Start of Data for the task

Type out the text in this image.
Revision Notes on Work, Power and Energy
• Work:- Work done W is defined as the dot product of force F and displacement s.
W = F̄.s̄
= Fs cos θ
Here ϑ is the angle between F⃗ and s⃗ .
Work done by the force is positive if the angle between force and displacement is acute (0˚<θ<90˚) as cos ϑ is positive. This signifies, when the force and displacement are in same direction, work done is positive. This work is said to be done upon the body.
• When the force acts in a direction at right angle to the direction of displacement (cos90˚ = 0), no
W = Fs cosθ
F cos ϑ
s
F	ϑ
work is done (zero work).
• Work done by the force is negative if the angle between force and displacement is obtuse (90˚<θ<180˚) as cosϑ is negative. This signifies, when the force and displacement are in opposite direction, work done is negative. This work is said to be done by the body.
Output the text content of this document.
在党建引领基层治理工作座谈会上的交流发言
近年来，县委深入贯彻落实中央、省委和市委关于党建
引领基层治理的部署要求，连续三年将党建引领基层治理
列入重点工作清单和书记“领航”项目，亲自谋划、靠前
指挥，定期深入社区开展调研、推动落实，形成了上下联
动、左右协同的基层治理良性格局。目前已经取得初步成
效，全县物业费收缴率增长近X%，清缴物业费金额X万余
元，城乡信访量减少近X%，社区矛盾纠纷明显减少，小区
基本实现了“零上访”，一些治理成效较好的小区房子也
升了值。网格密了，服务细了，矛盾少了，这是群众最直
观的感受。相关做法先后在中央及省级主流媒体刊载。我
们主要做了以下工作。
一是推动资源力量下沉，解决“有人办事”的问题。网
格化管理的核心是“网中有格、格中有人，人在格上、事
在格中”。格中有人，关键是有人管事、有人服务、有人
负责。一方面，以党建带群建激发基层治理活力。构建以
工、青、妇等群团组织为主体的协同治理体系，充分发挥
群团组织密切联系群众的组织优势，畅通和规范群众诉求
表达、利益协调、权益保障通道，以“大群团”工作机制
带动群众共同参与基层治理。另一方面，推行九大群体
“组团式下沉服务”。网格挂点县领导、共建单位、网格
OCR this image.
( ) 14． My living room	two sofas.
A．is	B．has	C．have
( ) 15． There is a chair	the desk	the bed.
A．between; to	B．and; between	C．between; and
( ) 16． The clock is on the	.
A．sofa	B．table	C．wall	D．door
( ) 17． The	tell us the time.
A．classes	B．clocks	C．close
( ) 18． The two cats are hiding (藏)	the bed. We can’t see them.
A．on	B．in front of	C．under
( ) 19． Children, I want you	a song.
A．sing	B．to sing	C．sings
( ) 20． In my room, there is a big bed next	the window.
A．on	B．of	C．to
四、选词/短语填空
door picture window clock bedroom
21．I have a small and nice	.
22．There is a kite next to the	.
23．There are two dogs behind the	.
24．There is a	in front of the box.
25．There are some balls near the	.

End of Data for the task

● **Instructions for the task**
Produce an exact copy of the lines from the one containing "Output the text content of this document." through the last line, and of nothing else.

● **Task result**
Output the text content of this document.
在党建引领基层治理工作座谈会上的交流发言
近年来，县委深入贯彻落实中央、省委和市委关于党建
引领基层治理的部署要求，连续三年将党建引领基层治理
列入重点工作清单和书记“领航”项目，亲自谋划、靠前
指挥，定期深入社区开展调研、推动落实，形成了上下联
动、左右协同的基层治理良性格局。目前已经取得初步成
效，全县物业费收缴率增长近X%，清缴物业费金额X万余
元，城乡信访量减少近X%，社区矛盾纠纷明显减少，小区
基本实现了“零上访”，一些治理成效较好的小区房子也
升了值。网格密了，服务细了，矛盾少了，这是群众最直
观的感受。相关做法先后在中央及省级主流媒体刊载。我
们主要做了以下工作。
一是推动资源力量下沉，解决“有人办事”的问题。网
格化管理的核心是“网中有格、格中有人，人在格上、事
在格中”。格中有人，关键是有人管事、有人服务、有人
负责。一方面，以党建带群建激发基层治理活力。构建以
工、青、妇等群团组织为主体的协同治理体系，充分发挥
群团组织密切联系群众的组织优势，畅通和规范群众诉求
表达、利益协调、权益保障通道，以“大群团”工作机制
带动群众共同参与基层治理。另一方面，推行九大群体
“组团式下沉服务”。网格挂点县领导、共建单位、网格
OCR this image.
( ) 14． My living room	two sofas.
A．is	B．has	C．have
( ) 15． There is a chair	the desk	the bed.
A．between; to	B．and; between	C．between; and
( ) 16． The clock is on the	.
A．sofa	B．table	C．wall	D．door
( ) 17． The	tell us the time.
A．classes	B．clocks	C．close
( ) 18． The two cats are hiding (藏)	the bed. We can’t see them.
A．on	B．in front of	C．under
( ) 19． Children, I want you	a song.
A．sing	B．to sing	C．sings
( ) 20． In my room, there is a big bed next	the window.
A．on	B．of	C．to
四、选词/短语填空
door picture window clock bedroom
21．I have a small and nice	.
22．There is a kite next to the	.
23．There are two dogs behind the	.
24．There is a	in front of the box.
25．There are some balls near the	.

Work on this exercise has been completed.